-- Start of Excerpted records --
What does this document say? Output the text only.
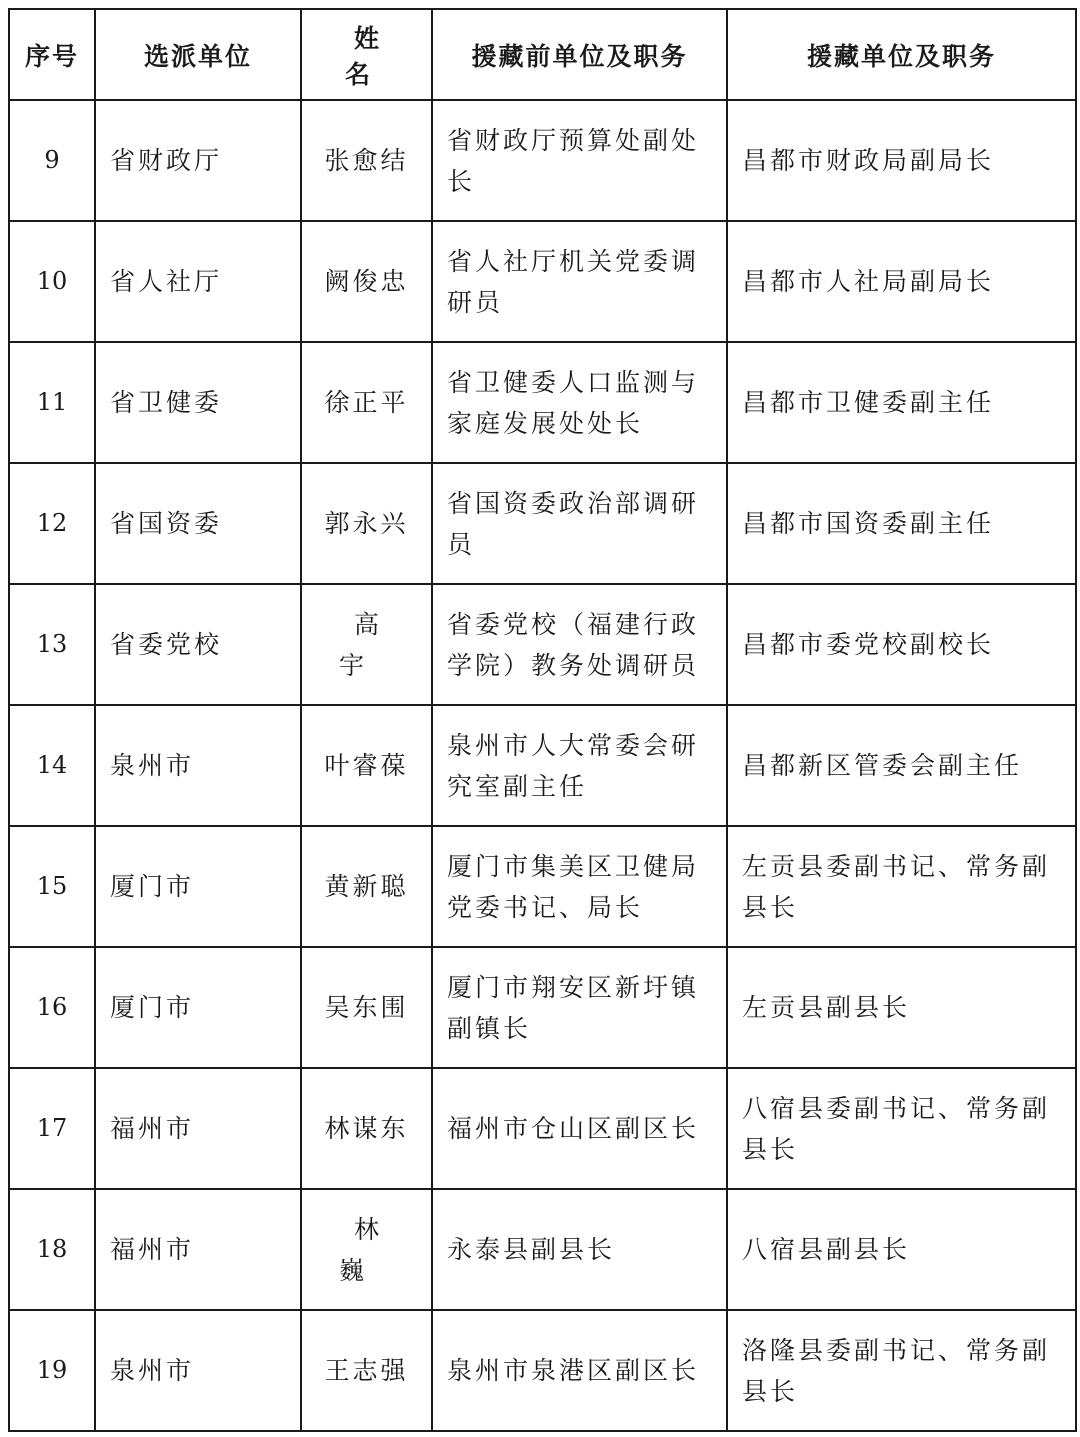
序号	选派单位	姓 名	援藏前单位及职务	援藏单位及职务
9	省财政厅	张愈结	省财政厅预算处副处长	昌都市财政局副局长
10	省人社厅	阙俊忠	省人社厅机关党委调研员	昌都市人社局副局长
11	省卫健委	徐正平	省卫健委人口监测与家庭发展处处长	昌都市卫健委副主任
12	省国资委	郭永兴	省国资委政治部调研员	昌都市国资委副主任
13	省委党校	高宇	省委党校（福建行政学院）教务处调研员	昌都市委党校副校长
14	泉州市	叶睿葆	泉州市人大常委会研究室副主任	昌都新区管委会副主任
15	厦门市	黄新聪	厦门市集美区卫健局党委书记、局长	左贡县委副书记、常务副县长
16	厦门市	吴东围	厦门市翔安区新圩镇副镇长	左贡县副县长
17	福州市	林谋东	福州市仓山区副区长	八宿县委副书记、常务副县长
18	福州市	林巍	永泰县副县长	八宿县副县长
19	泉州市	王志强	泉州市泉港区副区长	洛隆县委副书记、常务副县长
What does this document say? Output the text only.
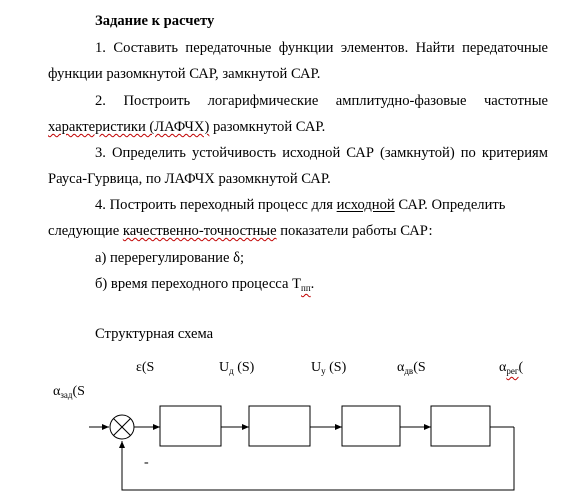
Задание к расчету
1. Составить передаточные функции элементов. Найти передаточные
функции разомкнутой САР, замкнутой САР.
2. Построить логарифмические амплитудно-фазовые частотные
характеристики (ЛАФЧХ) разомкнутой САР.
3. Определить устойчивость исходной САР (замкнутой) по критериям
Рауса-Гурвица, по ЛАФЧХ разомкнутой САР.
4. Построить переходный процесс для исходной САР. Определить
следующие качественно-точностные показатели работы САР:
а) перерегулирование δ;
б) время переходного процесса $T_{пп}$.
Структурная схема
$\alpha_{зад}(S$
ε(S	$U_д$ (S)	$U_у$ (S)	$\alpha_{дв}(S$	$\alpha_{рег}$(
-
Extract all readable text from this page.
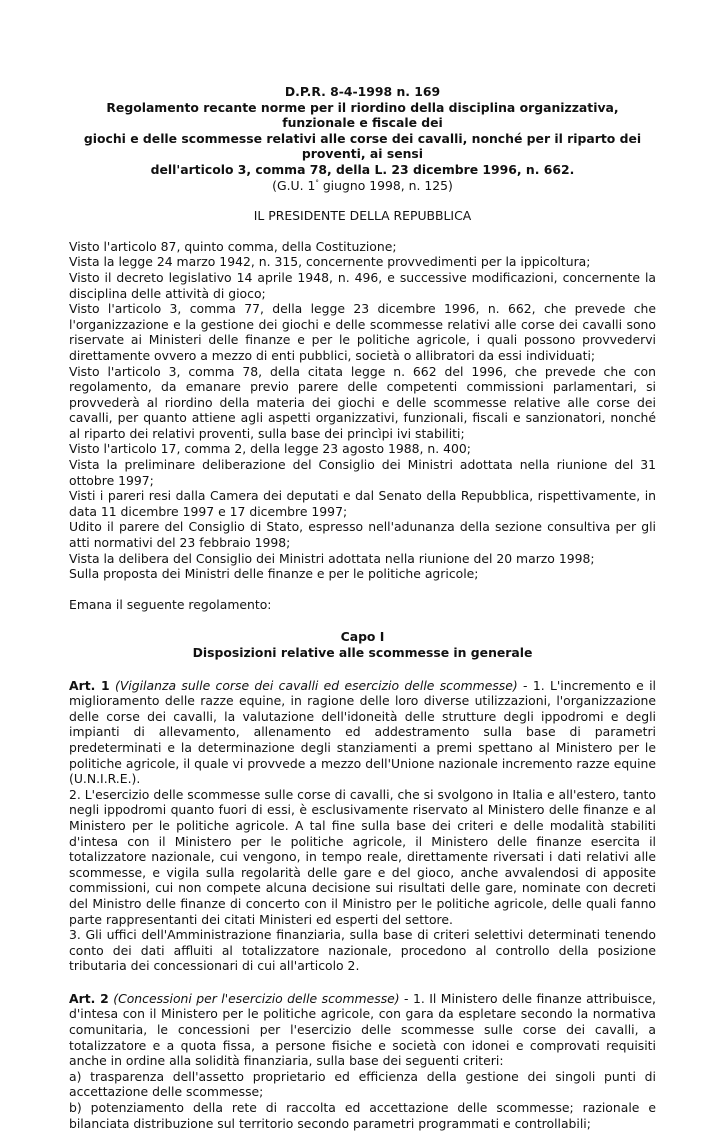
D.P.R. 8-4-1998 n. 169

Regolamento recante norme per il riordino della disciplina organizzativa, funzionale e fiscale dei

giochi e delle scommesse relativi alle corse dei cavalli, nonché per il riparto dei proventi, ai sensi

dell'articolo 3, comma 78, della L. 23 dicembre 1996, n. 662.

(G.U. 1° giugno 1998, n. 125)

IL PRESIDENTE DELLA REPUBBLICA

Visto l'articolo 87, quinto comma, della Costituzione;

Vista la legge 24 marzo 1942, n. 315, concernente provvedimenti per la ippicoltura;

Visto il decreto legislativo 14 aprile 1948, n. 496, e successive modificazioni, concernente la disciplina delle attività di gioco;

Visto l'articolo 3, comma 77, della legge 23 dicembre 1996, n. 662, che prevede che l'organizzazione e la gestione dei giochi e delle scommesse relativi alle corse dei cavalli sono riservate ai Ministeri delle finanze e per le politiche agricole, i quali possono provvedervi direttamente ovvero a mezzo di enti pubblici, società o allibratori da essi individuati;

Visto l'articolo 3, comma 78, della citata legge n. 662 del 1996, che prevede che con regolamento, da emanare previo parere delle competenti commissioni parlamentari, si provvederà al riordino della materia dei giochi e delle scommesse relative alle corse dei cavalli, per quanto attiene agli aspetti organizzativi, funzionali, fiscali e sanzionatori, nonché al riparto dei relativi proventi, sulla base dei princìpi ivi stabiliti;

Visto l'articolo 17, comma 2, della legge 23 agosto 1988, n. 400;

Vista la preliminare deliberazione del Consiglio dei Ministri adottata nella riunione del 31 ottobre 1997;

Visti i pareri resi dalla Camera dei deputati e dal Senato della Repubblica, rispettivamente, in data 11 dicembre 1997 e 17 dicembre 1997;

Udito il parere del Consiglio di Stato, espresso nell'adunanza della sezione consultiva per gli atti normativi del 23 febbraio 1998;

Vista la delibera del Consiglio dei Ministri adottata nella riunione del 20 marzo 1998;

Sulla proposta dei Ministri delle finanze e per le politiche agricole;

Emana il seguente regolamento:

Capo I

Disposizioni relative alle scommesse in generale

Art. 1 (Vigilanza sulle corse dei cavalli ed esercizio delle scommesse) - 1. L'incremento e il miglioramento delle razze equine, in ragione delle loro diverse utilizzazioni, l'organizzazione delle corse dei cavalli, la valutazione dell'idoneità delle strutture degli ippodromi e degli impianti di allevamento, allenamento ed addestramento sulla base di parametri predeterminati e la determinazione degli stanziamenti a premi spettano al Ministero per le politiche agricole, il quale vi provvede a mezzo dell'Unione nazionale incremento razze equine (U.N.I.R.E.).

2. L'esercizio delle scommesse sulle corse di cavalli, che si svolgono in Italia e all'estero, tanto negli ippodromi quanto fuori di essi, è esclusivamente riservato al Ministero delle finanze e al Ministero per le politiche agricole. A tal fine sulla base dei criteri e delle modalità stabiliti d'intesa con il Ministero per le politiche agricole, il Ministero delle finanze esercita il totalizzatore nazionale, cui vengono, in tempo reale, direttamente riversati i dati relativi alle scommesse, e vigila sulla regolarità delle gare e del gioco, anche avvalendosi di apposite commissioni, cui non compete alcuna decisione sui risultati delle gare, nominate con decreti del Ministro delle finanze di concerto con il Ministro per le politiche agricole, delle quali fanno parte rappresentanti dei citati Ministeri ed esperti del settore.

3. Gli uffici dell'Amministrazione finanziaria, sulla base di criteri selettivi determinati tenendo conto dei dati affluiti al totalizzatore nazionale, procedono al controllo della posizione tributaria dei concessionari di cui all'articolo 2.

Art. 2 (Concessioni per l'esercizio delle scommesse) - 1. Il Ministero delle finanze attribuisce, d'intesa con il Ministero per le politiche agricole, con gara da espletare secondo la normativa comunitaria, le concessioni per l'esercizio delle scommesse sulle corse dei cavalli, a totalizzatore e a quota fissa, a persone fisiche e società con idonei e comprovati requisiti anche in ordine alla solidità finanziaria, sulla base dei seguenti criteri:

a) trasparenza dell'assetto proprietario ed efficienza della gestione dei singoli punti di accettazione delle scommesse;

b) potenziamento della rete di raccolta ed accettazione delle scommesse; razionale e bilanciata distribuzione sul territorio secondo parametri programmati e controllabili;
-- End of Excerpted records --
» **What is required**
Tally the lines of the records holding the word "disciplina", then state only the tally.

» **Solution to this exercise**
2